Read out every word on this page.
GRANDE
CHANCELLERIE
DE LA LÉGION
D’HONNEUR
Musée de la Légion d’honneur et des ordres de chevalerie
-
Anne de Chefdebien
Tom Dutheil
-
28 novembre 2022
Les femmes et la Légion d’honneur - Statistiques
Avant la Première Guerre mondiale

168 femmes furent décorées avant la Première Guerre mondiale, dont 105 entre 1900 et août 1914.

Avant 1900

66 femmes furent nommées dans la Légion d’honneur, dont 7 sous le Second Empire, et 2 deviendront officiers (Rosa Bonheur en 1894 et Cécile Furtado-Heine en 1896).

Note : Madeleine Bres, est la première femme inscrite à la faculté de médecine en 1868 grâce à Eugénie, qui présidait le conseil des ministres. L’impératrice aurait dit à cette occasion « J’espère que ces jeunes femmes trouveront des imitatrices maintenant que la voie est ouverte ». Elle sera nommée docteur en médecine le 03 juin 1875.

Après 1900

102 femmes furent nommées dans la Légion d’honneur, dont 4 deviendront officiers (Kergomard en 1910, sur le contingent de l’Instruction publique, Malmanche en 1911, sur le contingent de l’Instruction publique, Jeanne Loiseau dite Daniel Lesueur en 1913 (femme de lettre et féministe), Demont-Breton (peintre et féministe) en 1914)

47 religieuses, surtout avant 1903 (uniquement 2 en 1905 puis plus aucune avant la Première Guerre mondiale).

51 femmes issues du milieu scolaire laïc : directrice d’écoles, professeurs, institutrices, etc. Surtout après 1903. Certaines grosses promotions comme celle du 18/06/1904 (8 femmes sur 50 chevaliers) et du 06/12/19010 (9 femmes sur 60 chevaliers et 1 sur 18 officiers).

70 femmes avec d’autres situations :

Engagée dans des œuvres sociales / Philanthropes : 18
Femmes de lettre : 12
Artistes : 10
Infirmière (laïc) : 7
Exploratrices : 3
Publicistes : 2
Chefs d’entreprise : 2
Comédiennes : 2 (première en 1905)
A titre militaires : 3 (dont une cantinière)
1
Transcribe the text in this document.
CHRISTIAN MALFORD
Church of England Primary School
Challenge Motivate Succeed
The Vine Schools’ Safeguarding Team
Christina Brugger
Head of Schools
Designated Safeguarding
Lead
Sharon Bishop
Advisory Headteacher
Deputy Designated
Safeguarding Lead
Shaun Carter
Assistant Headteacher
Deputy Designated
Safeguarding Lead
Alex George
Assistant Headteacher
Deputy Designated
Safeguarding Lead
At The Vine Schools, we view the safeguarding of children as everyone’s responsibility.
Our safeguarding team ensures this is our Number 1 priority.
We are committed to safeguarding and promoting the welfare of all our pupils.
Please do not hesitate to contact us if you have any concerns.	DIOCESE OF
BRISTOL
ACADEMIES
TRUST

================

Written problem >> Each line from the one containing "Transcribe the text in this document." through the end of the entries, both included, is to be returned exactly, with no other lines.

Solution >>
Transcribe the text in this document.
CHRISTIAN MALFORD
Church of England Primary School
Challenge Motivate Succeed
The Vine Schools’ Safeguarding Team
Christina Brugger
Head of Schools
Designated Safeguarding
Lead
Sharon Bishop
Advisory Headteacher
Deputy Designated
Safeguarding Lead
Shaun Carter
Assistant Headteacher
Deputy Designated
Safeguarding Lead
Alex George
Assistant Headteacher
Deputy Designated
Safeguarding Lead
At The Vine Schools, we view the safeguarding of children as everyone’s responsibility.
Our safeguarding team ensures this is our Number 1 priority.
We are committed to safeguarding and promoting the welfare of all our pupils.
Please do not hesitate to contact us if you have any concerns.	DIOCESE OF
BRISTOL
ACADEMIES
TRUST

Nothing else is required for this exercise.